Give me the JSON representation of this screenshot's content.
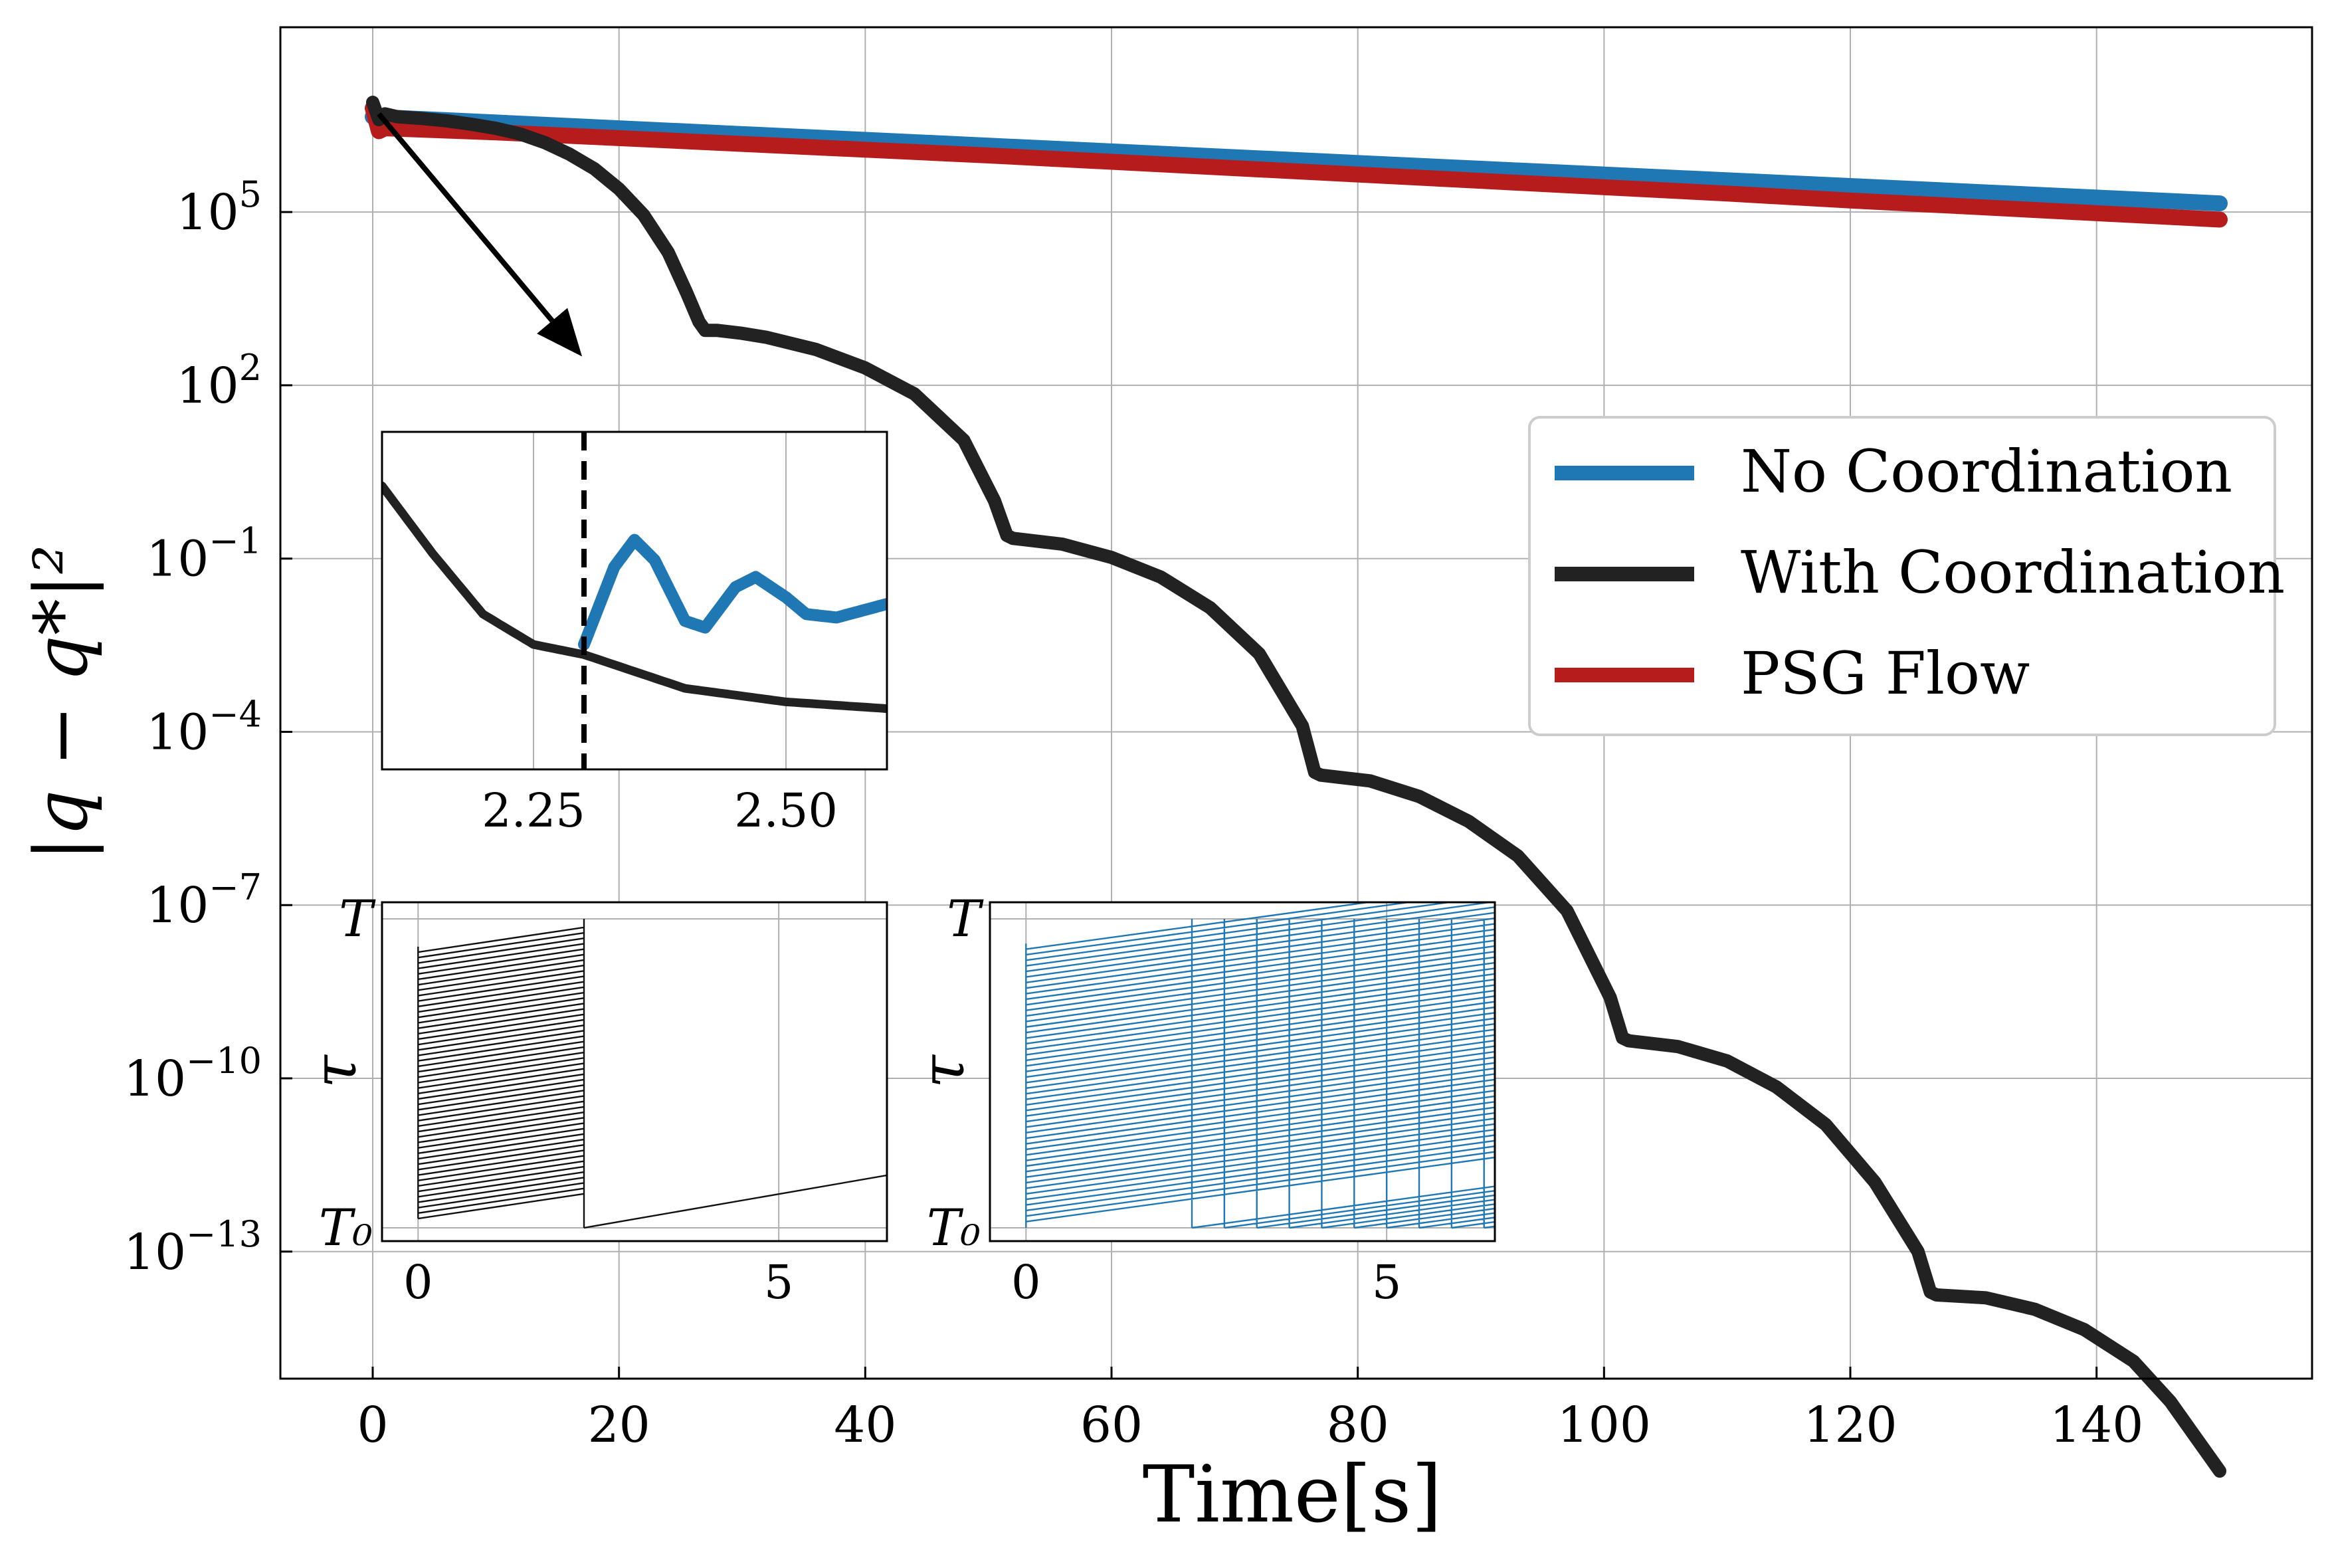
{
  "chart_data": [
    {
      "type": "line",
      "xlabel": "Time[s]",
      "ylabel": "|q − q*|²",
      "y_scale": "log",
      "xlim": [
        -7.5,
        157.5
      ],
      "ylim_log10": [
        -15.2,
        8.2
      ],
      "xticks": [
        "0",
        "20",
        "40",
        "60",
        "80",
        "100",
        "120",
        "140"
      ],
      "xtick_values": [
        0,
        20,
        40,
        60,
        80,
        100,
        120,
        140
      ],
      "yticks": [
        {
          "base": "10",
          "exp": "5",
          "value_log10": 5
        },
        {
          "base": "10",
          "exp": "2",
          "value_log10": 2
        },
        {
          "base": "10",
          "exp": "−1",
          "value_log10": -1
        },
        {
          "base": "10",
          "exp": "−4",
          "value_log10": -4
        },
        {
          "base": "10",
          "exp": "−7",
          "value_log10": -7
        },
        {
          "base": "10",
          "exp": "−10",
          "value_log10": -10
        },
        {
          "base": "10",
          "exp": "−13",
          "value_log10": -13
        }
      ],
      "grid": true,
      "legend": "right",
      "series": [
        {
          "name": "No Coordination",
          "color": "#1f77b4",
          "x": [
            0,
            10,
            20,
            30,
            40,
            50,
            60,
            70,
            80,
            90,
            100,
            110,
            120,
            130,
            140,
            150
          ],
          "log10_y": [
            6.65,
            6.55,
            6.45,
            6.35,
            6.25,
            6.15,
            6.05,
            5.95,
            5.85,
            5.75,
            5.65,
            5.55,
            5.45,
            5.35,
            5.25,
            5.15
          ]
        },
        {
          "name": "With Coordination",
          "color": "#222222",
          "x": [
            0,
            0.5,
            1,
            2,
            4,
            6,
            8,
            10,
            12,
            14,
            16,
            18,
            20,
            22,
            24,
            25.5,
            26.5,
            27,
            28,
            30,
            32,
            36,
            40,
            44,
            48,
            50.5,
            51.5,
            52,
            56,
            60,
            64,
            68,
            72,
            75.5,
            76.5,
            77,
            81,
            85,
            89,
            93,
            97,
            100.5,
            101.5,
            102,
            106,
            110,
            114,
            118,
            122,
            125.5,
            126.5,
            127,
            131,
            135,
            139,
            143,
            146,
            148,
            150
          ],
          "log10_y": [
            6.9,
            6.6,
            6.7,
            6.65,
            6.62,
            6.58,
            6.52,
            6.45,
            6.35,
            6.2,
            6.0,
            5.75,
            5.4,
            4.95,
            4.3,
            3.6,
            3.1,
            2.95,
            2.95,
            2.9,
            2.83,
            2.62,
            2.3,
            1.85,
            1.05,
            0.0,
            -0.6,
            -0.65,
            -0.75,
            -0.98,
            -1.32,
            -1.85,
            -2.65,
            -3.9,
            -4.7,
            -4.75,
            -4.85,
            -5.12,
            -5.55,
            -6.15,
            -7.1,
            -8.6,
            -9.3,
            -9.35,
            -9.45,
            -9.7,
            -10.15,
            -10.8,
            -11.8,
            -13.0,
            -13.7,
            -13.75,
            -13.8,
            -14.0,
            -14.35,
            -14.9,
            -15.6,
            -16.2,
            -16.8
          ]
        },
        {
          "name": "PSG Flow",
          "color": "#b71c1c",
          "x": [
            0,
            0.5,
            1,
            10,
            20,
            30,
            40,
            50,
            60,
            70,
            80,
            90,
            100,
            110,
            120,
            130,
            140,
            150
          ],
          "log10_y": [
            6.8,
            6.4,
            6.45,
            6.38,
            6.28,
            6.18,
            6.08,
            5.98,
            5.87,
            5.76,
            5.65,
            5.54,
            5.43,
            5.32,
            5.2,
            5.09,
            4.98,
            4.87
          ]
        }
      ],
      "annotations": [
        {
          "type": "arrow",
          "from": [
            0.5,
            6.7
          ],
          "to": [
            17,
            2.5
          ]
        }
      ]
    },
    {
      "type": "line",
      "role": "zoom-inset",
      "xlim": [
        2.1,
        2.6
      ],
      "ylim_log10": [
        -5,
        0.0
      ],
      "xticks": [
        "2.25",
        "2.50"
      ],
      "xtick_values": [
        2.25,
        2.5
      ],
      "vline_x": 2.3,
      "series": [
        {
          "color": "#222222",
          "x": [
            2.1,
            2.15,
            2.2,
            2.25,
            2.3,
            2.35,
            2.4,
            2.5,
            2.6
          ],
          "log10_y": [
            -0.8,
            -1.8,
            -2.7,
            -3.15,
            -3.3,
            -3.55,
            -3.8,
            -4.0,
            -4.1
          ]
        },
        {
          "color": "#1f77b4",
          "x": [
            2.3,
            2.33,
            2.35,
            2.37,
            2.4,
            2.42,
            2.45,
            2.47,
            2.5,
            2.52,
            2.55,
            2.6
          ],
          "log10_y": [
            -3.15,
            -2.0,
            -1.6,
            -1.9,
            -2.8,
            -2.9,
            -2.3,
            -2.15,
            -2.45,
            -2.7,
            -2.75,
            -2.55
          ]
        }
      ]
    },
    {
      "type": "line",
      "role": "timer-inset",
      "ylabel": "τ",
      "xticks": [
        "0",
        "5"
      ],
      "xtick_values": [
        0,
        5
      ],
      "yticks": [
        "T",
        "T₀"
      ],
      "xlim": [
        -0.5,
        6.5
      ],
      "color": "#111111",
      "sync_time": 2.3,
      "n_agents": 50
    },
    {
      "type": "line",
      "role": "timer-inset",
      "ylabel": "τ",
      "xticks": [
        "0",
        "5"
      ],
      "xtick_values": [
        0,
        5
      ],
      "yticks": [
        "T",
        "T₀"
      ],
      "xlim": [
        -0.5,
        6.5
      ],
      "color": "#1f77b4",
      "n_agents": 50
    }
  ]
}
┄┄┄┄┄┄┄┄┄┄
■ EXERCISE TASK ■
Copy out each line in the listing that has the word "Coordination".

■ TASK SOLUTION ■
          "name": "No Coordination",
          "name": "With Coordination",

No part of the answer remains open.